## START
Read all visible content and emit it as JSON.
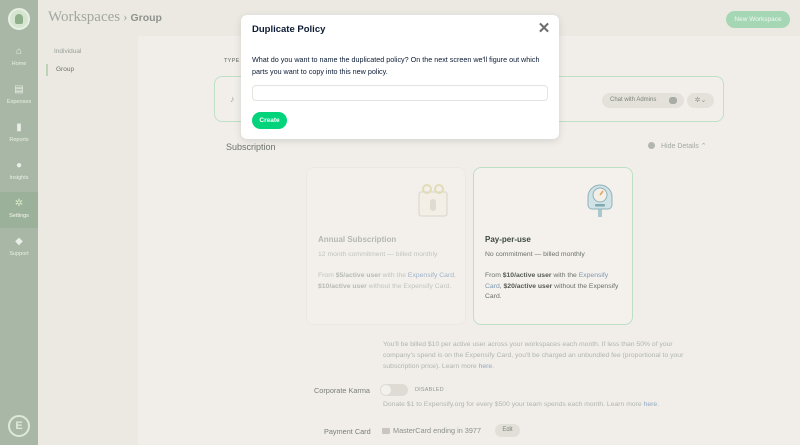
{
  "nav": {
    "items": [
      {
        "label": "Home",
        "icon": "house-icon"
      },
      {
        "label": "Expenses",
        "icon": "receipt-icon"
      },
      {
        "label": "Reports",
        "icon": "document-icon"
      },
      {
        "label": "Insights",
        "icon": "lightbulb-icon"
      },
      {
        "label": "Settings",
        "icon": "gear-icon"
      },
      {
        "label": "Support",
        "icon": "chat-bubble-icon"
      }
    ],
    "active": "Settings",
    "logo_letter": "E"
  },
  "header": {
    "section": "Workspaces",
    "current": "Group",
    "new_workspace_label": "New Workspace"
  },
  "subnav": {
    "items": [
      "Individual",
      "Group"
    ],
    "active": "Group"
  },
  "policy": {
    "type_label": "TYPE",
    "chat_label": "Chat with Admins"
  },
  "subscription": {
    "title": "Subscription",
    "hide_details": "Hide Details",
    "annual": {
      "title": "Annual Subscription",
      "commitment": "12 month commitment — billed monthly",
      "price_prefix": "From ",
      "price_bold": "$5/active user",
      "price_mid": " with the ",
      "card_link": "Expensify Card",
      "price_bold2": "$10/active user",
      "price_suffix": "without the Expensify Card."
    },
    "ppu": {
      "title": "Pay-per-use",
      "commitment": "No commitment — billed monthly",
      "price_prefix": "From ",
      "price_bold": "$10/active user",
      "price_mid": " with the ",
      "card_link": "Expensify Card",
      "price_bold2": "$20/active user",
      "price_suffix": "without the Expensify Card."
    },
    "billing_text": "You'll be billed $10 per active user across your workspaces each month. If less than 50% of your company's spend is on the Expensify Card, you'll be charged an unbundled fee (proportional to your subscription price). Learn more",
    "billing_link": "here"
  },
  "karma": {
    "label": "Corporate Karma",
    "state": "DISABLED",
    "text": "Donate $1 to Expensify.org for every $500 your team spends each month. Learn more",
    "link": "here"
  },
  "payment": {
    "label": "Payment Card",
    "card": "MasterCard ending in 3977",
    "edit_label": "Edit"
  },
  "modal": {
    "title": "Duplicate Policy",
    "close_glyph": "✕",
    "text": "What do you want to name the duplicated policy? On the next screen we'll figure out which parts you want to copy into this new policy.",
    "input_value": "",
    "input_placeholder": "",
    "create_label": "Create"
  },
  "colors": {
    "accent_green": "#03d47c",
    "text_dark": "#0b1b34"
  }
}
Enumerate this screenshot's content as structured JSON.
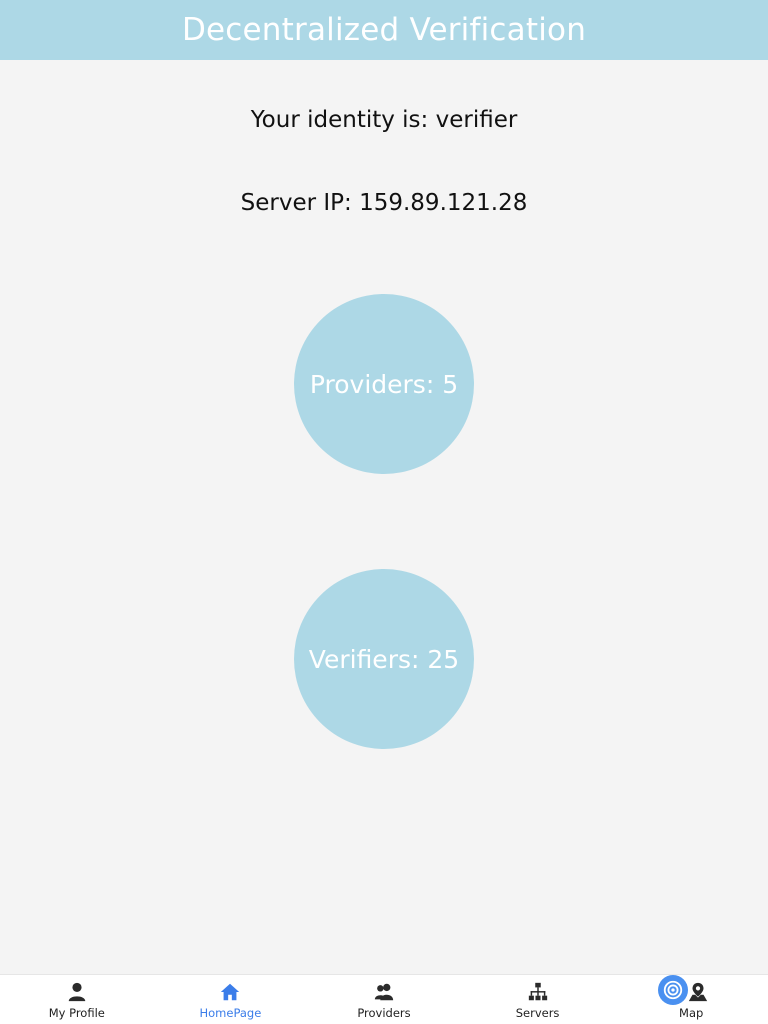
{
  "header": {
    "title": "Decentralized Verification"
  },
  "identity_text": "Your identity is: verifier",
  "server_text": "Server IP: 159.89.121.28",
  "stats": {
    "providers": "Providers: 5",
    "verifiers": "Verifiers: 25"
  },
  "colors": {
    "accent": "#add8e6",
    "active_tab": "#3b7de9",
    "badge": "#4a90f0"
  },
  "tabs": [
    {
      "label": "My Profile",
      "icon": "person-icon"
    },
    {
      "label": "HomePage",
      "icon": "home-icon",
      "active": true
    },
    {
      "label": "Providers",
      "icon": "people-icon"
    },
    {
      "label": "Servers",
      "icon": "network-icon"
    },
    {
      "label": "Map",
      "icon": "map-pin-icon"
    }
  ]
}
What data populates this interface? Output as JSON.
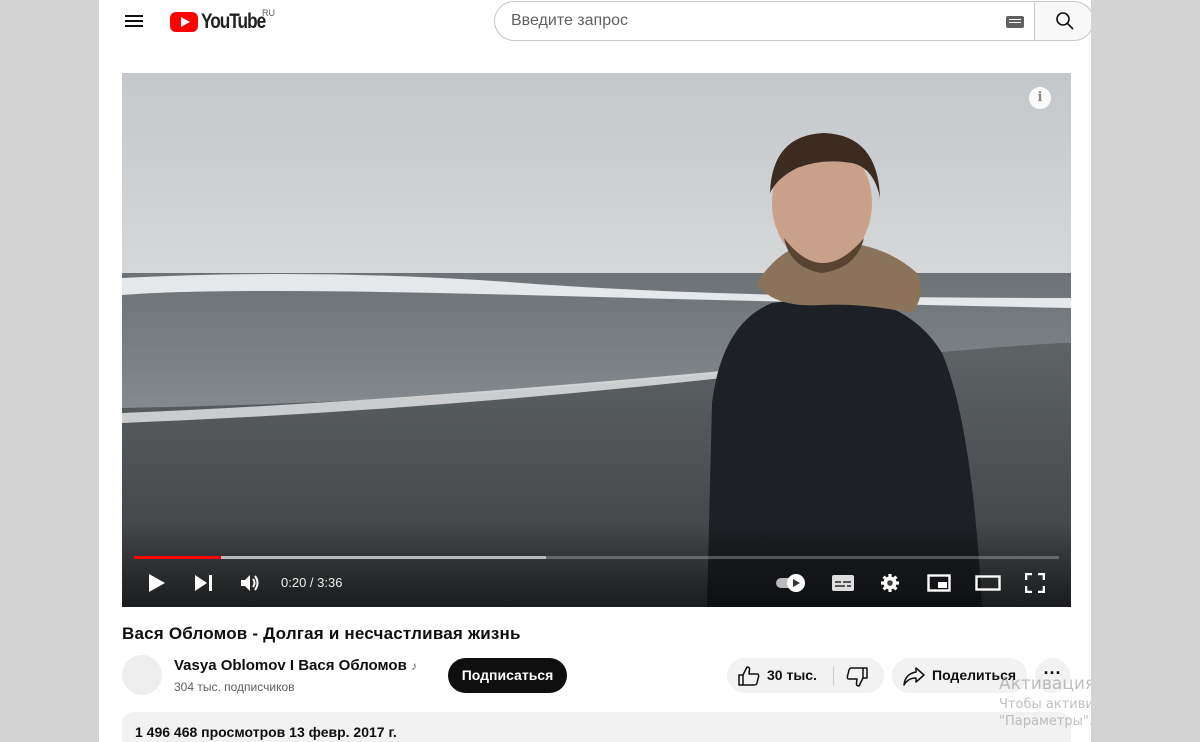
## END
=== What is needed ===
Repeat each entry above word for word, leaving every picture out.

=== Answer for this exercise ===
Read all visible content and emit it as JSON.
{
  "nav": {
    "items": [
      {
        "label": "Home",
        "icon": "house-icon"
      },
      {
        "label": "Expenses",
        "icon": "receipt-icon"
      },
      {
        "label": "Reports",
        "icon": "document-icon"
      },
      {
        "label": "Insights",
        "icon": "lightbulb-icon"
      },
      {
        "label": "Settings",
        "icon": "gear-icon"
      },
      {
        "label": "Support",
        "icon": "chat-bubble-icon"
      }
    ],
    "active": "Settings",
    "logo_letter": "E"
  },
  "header": {
    "section": "Workspaces",
    "current": "Group",
    "new_workspace_label": "New Workspace"
  },
  "subnav": {
    "items": [
      "Individual",
      "Group"
    ],
    "active": "Group"
  },
  "policy": {
    "type_label": "TYPE",
    "chat_label": "Chat with Admins"
  },
  "subscription": {
    "title": "Subscription",
    "hide_details": "Hide Details",
    "annual": {
      "title": "Annual Subscription",
      "commitment": "12 month commitment — billed monthly",
      "price_prefix": "From ",
      "price_bold": "$5/active user",
      "price_mid": " with the ",
      "card_link": "Expensify Card",
      "price_bold2": "$10/active user",
      "price_suffix": "without the Expensify Card."
    },
    "ppu": {
      "title": "Pay-per-use",
      "commitment": "No commitment — billed monthly",
      "price_prefix": "From ",
      "price_bold": "$10/active user",
      "price_mid": " with the ",
      "card_link": "Expensify Card",
      "price_bold2": "$20/active user",
      "price_suffix": "without the Expensify Card."
    },
    "billing_text": "You'll be billed $10 per active user across your workspaces each month. If less than 50% of your company's spend is on the Expensify Card, you'll be charged an unbundled fee (proportional to your subscription price). Learn more",
    "billing_link": "here"
  },
  "karma": {
    "label": "Corporate Karma",
    "state": "DISABLED",
    "text": "Donate $1 to Expensify.org for every $500 your team spends each month. Learn more",
    "link": "here"
  },
  "payment": {
    "label": "Payment Card",
    "card": "MasterCard ending in 3977",
    "edit_label": "Edit"
  },
  "modal": {
    "title": "Duplicate Policy",
    "close_glyph": "✕",
    "text": "What do you want to name the duplicated policy? On the next screen we'll figure out which parts you want to copy into this new policy.",
    "input_value": "",
    "input_placeholder": "",
    "create_label": "Create"
  },
  "colors": {
    "accent_green": "#03d47c",
    "text_dark": "#0b1b34"
  }
}
Enumerate this screenshot's content as structured JSON.
{
  "header": {
    "title": "Decentralized Verification"
  },
  "identity_text": "Your identity is: verifier",
  "server_text": "Server IP: 159.89.121.28",
  "stats": {
    "providers": "Providers: 5",
    "verifiers": "Verifiers: 25"
  },
  "colors": {
    "accent": "#add8e6",
    "active_tab": "#3b7de9",
    "badge": "#4a90f0"
  },
  "tabs": [
    {
      "label": "My Profile",
      "icon": "person-icon"
    },
    {
      "label": "HomePage",
      "icon": "home-icon",
      "active": true
    },
    {
      "label": "Providers",
      "icon": "people-icon"
    },
    {
      "label": "Servers",
      "icon": "network-icon"
    },
    {
      "label": "Map",
      "icon": "map-pin-icon"
    }
  ]
}
What data populates this interface? Output as JSON.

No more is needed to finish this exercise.